Among the entries below, find how many lines carry the word "Acceleration" and state only that figure.
======== Information provided
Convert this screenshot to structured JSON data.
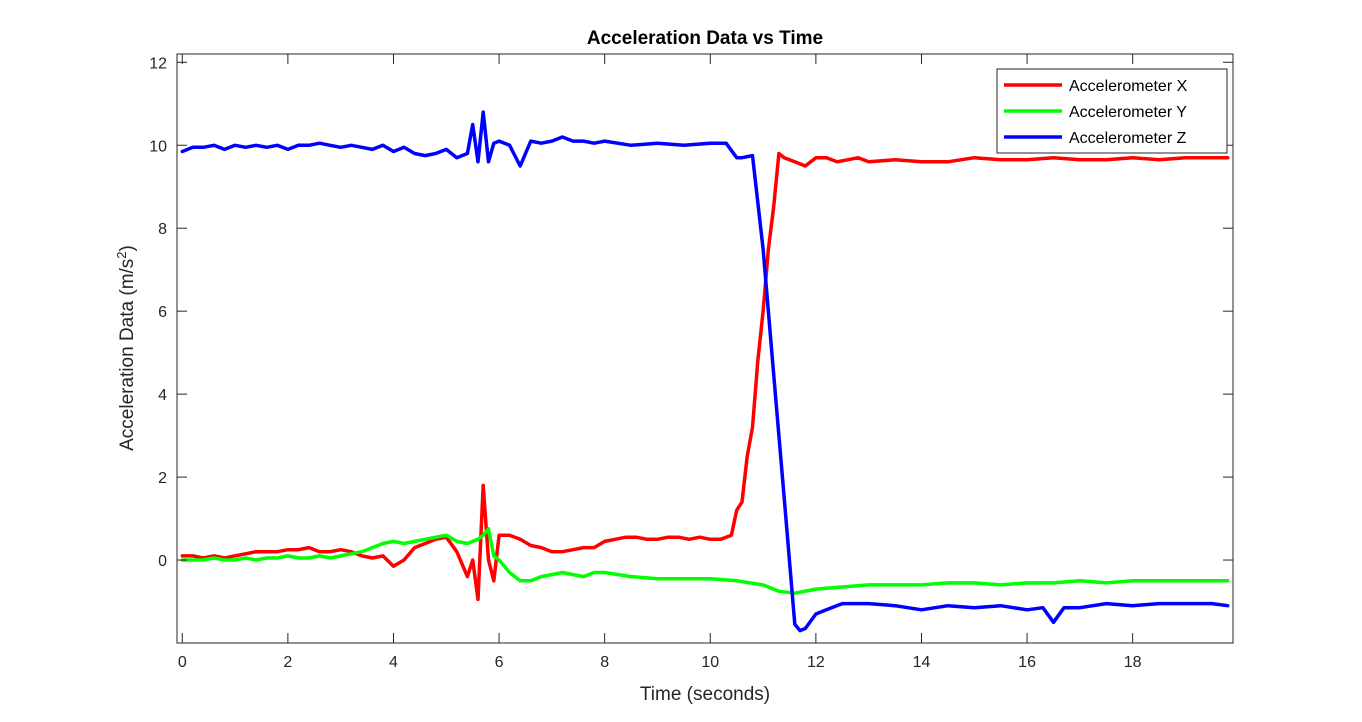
{
  "chart_data": {
    "type": "line",
    "title": "Acceleration Data vs Time",
    "xlabel": "Time (seconds)",
    "ylabel": "Acceleration Data (m/s²)",
    "ylabel_parts": {
      "base": "Acceleration Data (m/s",
      "sup": "2",
      "tail": ")"
    },
    "xlim": [
      -0.1,
      19.9
    ],
    "ylim": [
      -2,
      12.2
    ],
    "xticks": [
      0,
      2,
      4,
      6,
      8,
      10,
      12,
      14,
      16,
      18
    ],
    "yticks": [
      0,
      2,
      4,
      6,
      8,
      10,
      12
    ],
    "grid": false,
    "legend_position": "top-right",
    "series": [
      {
        "name": "Accelerometer X",
        "color": "#ff0000",
        "x": [
          0,
          0.2,
          0.4,
          0.6,
          0.8,
          1.0,
          1.2,
          1.4,
          1.6,
          1.8,
          2.0,
          2.2,
          2.4,
          2.6,
          2.8,
          3.0,
          3.2,
          3.4,
          3.6,
          3.8,
          4.0,
          4.2,
          4.4,
          4.6,
          4.8,
          5.0,
          5.2,
          5.4,
          5.5,
          5.6,
          5.7,
          5.8,
          5.9,
          6.0,
          6.2,
          6.4,
          6.6,
          6.8,
          7.0,
          7.2,
          7.4,
          7.6,
          7.8,
          8.0,
          8.2,
          8.4,
          8.6,
          8.8,
          9.0,
          9.2,
          9.4,
          9.6,
          9.8,
          10.0,
          10.2,
          10.4,
          10.5,
          10.6,
          10.7,
          10.8,
          10.9,
          11.0,
          11.1,
          11.2,
          11.3,
          11.4,
          11.6,
          11.8,
          12.0,
          12.2,
          12.4,
          12.6,
          12.8,
          13.0,
          13.5,
          14.0,
          14.5,
          15.0,
          15.5,
          16.0,
          16.5,
          17.0,
          17.5,
          18.0,
          18.5,
          19.0,
          19.5,
          19.8
        ],
        "y": [
          0.1,
          0.1,
          0.05,
          0.1,
          0.05,
          0.1,
          0.15,
          0.2,
          0.2,
          0.2,
          0.25,
          0.25,
          0.3,
          0.2,
          0.2,
          0.25,
          0.2,
          0.1,
          0.05,
          0.1,
          -0.15,
          0.0,
          0.3,
          0.4,
          0.5,
          0.55,
          0.2,
          -0.4,
          0.0,
          -0.95,
          1.8,
          0.0,
          -0.5,
          0.6,
          0.6,
          0.5,
          0.35,
          0.3,
          0.2,
          0.2,
          0.25,
          0.3,
          0.3,
          0.45,
          0.5,
          0.55,
          0.55,
          0.5,
          0.5,
          0.55,
          0.55,
          0.5,
          0.55,
          0.5,
          0.5,
          0.6,
          1.2,
          1.4,
          2.5,
          3.2,
          4.8,
          6.0,
          7.5,
          8.5,
          9.8,
          9.7,
          9.6,
          9.5,
          9.7,
          9.7,
          9.6,
          9.65,
          9.7,
          9.6,
          9.65,
          9.6,
          9.6,
          9.7,
          9.65,
          9.65,
          9.7,
          9.65,
          9.65,
          9.7,
          9.65,
          9.7,
          9.7,
          9.7
        ]
      },
      {
        "name": "Accelerometer Y",
        "color": "#00ff00",
        "x": [
          0,
          0.2,
          0.4,
          0.6,
          0.8,
          1.0,
          1.2,
          1.4,
          1.6,
          1.8,
          2.0,
          2.2,
          2.4,
          2.6,
          2.8,
          3.0,
          3.2,
          3.4,
          3.6,
          3.8,
          4.0,
          4.2,
          4.4,
          4.6,
          4.8,
          5.0,
          5.2,
          5.4,
          5.6,
          5.7,
          5.8,
          5.9,
          6.0,
          6.2,
          6.4,
          6.6,
          6.8,
          7.0,
          7.2,
          7.4,
          7.6,
          7.8,
          8.0,
          8.5,
          9.0,
          9.5,
          10.0,
          10.5,
          11.0,
          11.3,
          11.6,
          12.0,
          12.5,
          13.0,
          13.5,
          14.0,
          14.5,
          15.0,
          15.5,
          16.0,
          16.5,
          17.0,
          17.5,
          18.0,
          18.5,
          19.0,
          19.5,
          19.8
        ],
        "y": [
          0.0,
          0.0,
          0.0,
          0.05,
          0.0,
          0.0,
          0.05,
          0.0,
          0.05,
          0.05,
          0.1,
          0.05,
          0.05,
          0.1,
          0.05,
          0.1,
          0.15,
          0.2,
          0.3,
          0.4,
          0.45,
          0.4,
          0.45,
          0.5,
          0.55,
          0.6,
          0.45,
          0.4,
          0.5,
          0.6,
          0.75,
          0.1,
          0.0,
          -0.3,
          -0.5,
          -0.5,
          -0.4,
          -0.35,
          -0.3,
          -0.35,
          -0.4,
          -0.3,
          -0.3,
          -0.4,
          -0.45,
          -0.45,
          -0.45,
          -0.5,
          -0.6,
          -0.75,
          -0.8,
          -0.7,
          -0.65,
          -0.6,
          -0.6,
          -0.6,
          -0.55,
          -0.55,
          -0.6,
          -0.55,
          -0.55,
          -0.5,
          -0.55,
          -0.5,
          -0.5,
          -0.5,
          -0.5,
          -0.5
        ]
      },
      {
        "name": "Accelerometer Z",
        "color": "#0000ff",
        "x": [
          0,
          0.2,
          0.4,
          0.6,
          0.8,
          1.0,
          1.2,
          1.4,
          1.6,
          1.8,
          2.0,
          2.2,
          2.4,
          2.6,
          2.8,
          3.0,
          3.2,
          3.4,
          3.6,
          3.8,
          4.0,
          4.2,
          4.4,
          4.6,
          4.8,
          5.0,
          5.2,
          5.4,
          5.5,
          5.6,
          5.7,
          5.8,
          5.9,
          6.0,
          6.2,
          6.4,
          6.6,
          6.8,
          7.0,
          7.2,
          7.4,
          7.6,
          7.8,
          8.0,
          8.5,
          9.0,
          9.5,
          10.0,
          10.3,
          10.5,
          10.6,
          10.8,
          11.0,
          11.2,
          11.4,
          11.6,
          11.7,
          11.8,
          12.0,
          12.2,
          12.5,
          13.0,
          13.5,
          14.0,
          14.5,
          15.0,
          15.5,
          16.0,
          16.3,
          16.5,
          16.7,
          17.0,
          17.5,
          18.0,
          18.5,
          19.0,
          19.5,
          19.8
        ],
        "y": [
          9.85,
          9.95,
          9.95,
          10.0,
          9.9,
          10.0,
          9.95,
          10.0,
          9.95,
          10.0,
          9.9,
          10.0,
          10.0,
          10.05,
          10.0,
          9.95,
          10.0,
          9.95,
          9.9,
          10.0,
          9.85,
          9.95,
          9.8,
          9.75,
          9.8,
          9.9,
          9.7,
          9.8,
          10.5,
          9.6,
          10.8,
          9.6,
          10.05,
          10.1,
          10.0,
          9.5,
          10.1,
          10.05,
          10.1,
          10.2,
          10.1,
          10.1,
          10.05,
          10.1,
          10.0,
          10.05,
          10.0,
          10.05,
          10.05,
          9.7,
          9.7,
          9.75,
          7.5,
          4.5,
          1.5,
          -1.55,
          -1.7,
          -1.65,
          -1.3,
          -1.2,
          -1.05,
          -1.05,
          -1.1,
          -1.2,
          -1.1,
          -1.15,
          -1.1,
          -1.2,
          -1.15,
          -1.5,
          -1.15,
          -1.15,
          -1.05,
          -1.1,
          -1.05,
          -1.05,
          -1.05,
          -1.1
        ]
      }
    ]
  }
}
================
## The response
3